Search the material below for the word "Аміна". Copy every line that has it.

(Extracted data entries)
______________________________

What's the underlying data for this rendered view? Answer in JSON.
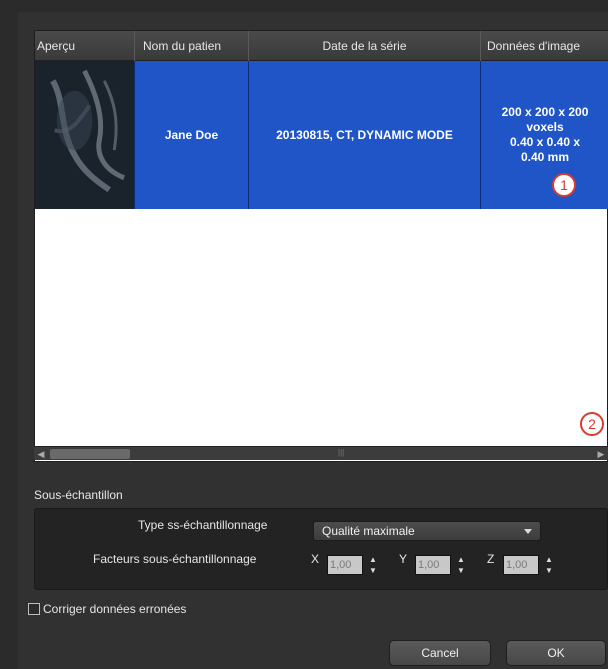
{
  "table": {
    "columns": [
      "Aperçu",
      "Nom du patien",
      "Date de la série",
      "Données d'image"
    ],
    "rows": [
      {
        "patient": "Jane Doe",
        "series_date": "20130815, CT, DYNAMIC MODE",
        "image_data_line1": "200 x 200 x 200",
        "image_data_line2": "voxels",
        "image_data_line3": "0.40 x 0.40 x",
        "image_data_line4": "0.40 mm"
      }
    ]
  },
  "callouts": {
    "one": "1",
    "two": "2"
  },
  "subsample": {
    "section_title": "Sous-échantillon",
    "type_label": "Type ss-échantillonnage",
    "type_value": "Qualité maximale",
    "factors_label": "Facteurs sous-échantillonnage",
    "x_label": "X",
    "x_value": "1,00",
    "y_label": "Y",
    "y_value": "1,00",
    "z_label": "Z",
    "z_value": "1,00"
  },
  "options": {
    "fix_erroneous_label": "Corriger données erronées",
    "fix_erroneous_checked": false
  },
  "buttons": {
    "cancel": "Cancel",
    "ok": "OK"
  },
  "colors": {
    "selection": "#1f55c7",
    "callout": "#d93a2b"
  }
}
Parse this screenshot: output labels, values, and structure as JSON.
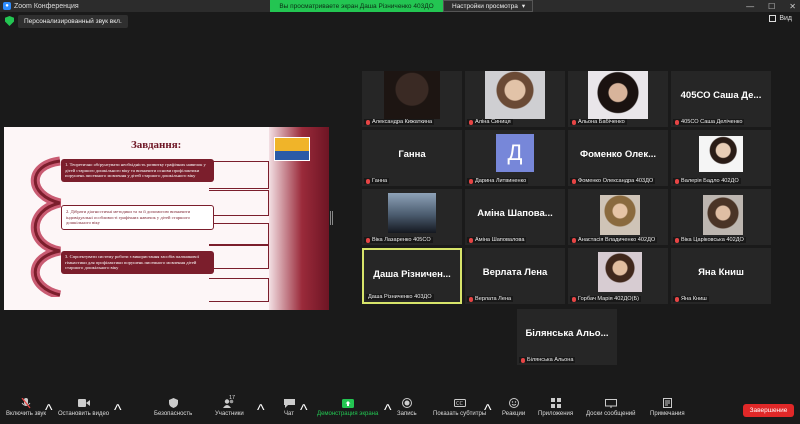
{
  "window": {
    "title": "Zoom Конференция",
    "min": "—",
    "max": "☐",
    "close": "✕"
  },
  "share_banner": "Вы просматриваете экран Даша Різниченко 403ДО",
  "view_options": {
    "label": "Настройки просмотра",
    "chevron": "▾"
  },
  "audio_pill": "Персонализированный звук вкл.",
  "view_button": "Вид",
  "slide": {
    "title": "Завдання:",
    "tasks": [
      "1. Теоретично обґрунтувати необхідність розвитку графічних навичок у дітей старшого дошкільного віку та визначити основи профілактики порушень писемного мовлення у дітей старшого дошкільного віку",
      "2. Дібрати діагностичні методики та за її допомогою визначити індивідуальні особливості графічних навичок у дітей старшого дошкільного віку",
      "3. Спроектувати систему роботи з використання засобів пальчикової гімнастики для профілактики порушень писемного мовлення дітей старшого дошкільного віку"
    ]
  },
  "participants": [
    {
      "caption": "Александра Кижаткина",
      "big": "",
      "muted": true,
      "kind": "photo"
    },
    {
      "caption": "Аліна Синиця",
      "big": "",
      "muted": true,
      "kind": "photo"
    },
    {
      "caption": "Альона Бабіченко",
      "big": "",
      "muted": true,
      "kind": "photo"
    },
    {
      "caption": "405СО Саша Деліченко",
      "big": "405СО Саша Де...",
      "muted": true,
      "kind": "name"
    },
    {
      "caption": "Ганна",
      "big": "Ганна",
      "muted": true,
      "kind": "name"
    },
    {
      "caption": "Дарина Литвиненко",
      "big": "",
      "muted": true,
      "kind": "avatar",
      "avatar_letter": "Д"
    },
    {
      "caption": "Фоменко Олександра 403ДО",
      "big": "Фоменко Олек...",
      "muted": true,
      "kind": "name"
    },
    {
      "caption": "Валерія Бадло 402ДО",
      "big": "",
      "muted": true,
      "kind": "photo"
    },
    {
      "caption": "Віка Лазаренко 405СО",
      "big": "",
      "muted": true,
      "kind": "photo"
    },
    {
      "caption": "Аміна Шаповалова",
      "big": "Аміна Шапова...",
      "muted": true,
      "kind": "name"
    },
    {
      "caption": "Анастасія Владиченко 402ДО",
      "big": "",
      "muted": true,
      "kind": "photo"
    },
    {
      "caption": "Віка Царіковська 402ДО",
      "big": "",
      "muted": true,
      "kind": "photo"
    },
    {
      "caption": "Даша Різниченко 403ДО",
      "big": "Даша Різничен...",
      "muted": false,
      "kind": "name"
    },
    {
      "caption": "Верлата Лена",
      "big": "Верлата Лена",
      "muted": true,
      "kind": "name"
    },
    {
      "caption": "Горбач Марія 402ДО(Б)",
      "big": "",
      "muted": true,
      "kind": "photo"
    },
    {
      "caption": "Яна Книш",
      "big": "Яна Книш",
      "muted": true,
      "kind": "name"
    },
    {
      "caption": "Білянська Альона",
      "big": "Білянська Альо...",
      "muted": true,
      "kind": "name"
    }
  ],
  "toolbar": {
    "unmute": "Включить звук",
    "stop_video": "Остановить видео",
    "security": "Безопасность",
    "participants": "Участники",
    "participants_count": "17",
    "chat": "Чат",
    "share": "Демонстрация экрана",
    "record": "Запись",
    "captions": "Показать субтитры",
    "reactions": "Реакции",
    "apps": "Приложения",
    "whiteboards": "Доски сообщений",
    "notes": "Примечания",
    "end": "Завершение"
  },
  "colors": {
    "share_green": "#23c552",
    "end_red": "#e02828",
    "slide_maroon": "#7b1e2c",
    "active_tile": "#d7e46a"
  }
}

______________________________

### ANSWER IN FULL
      "caption": "Аміна Шаповалова",
      "big": "Аміна Шапова...",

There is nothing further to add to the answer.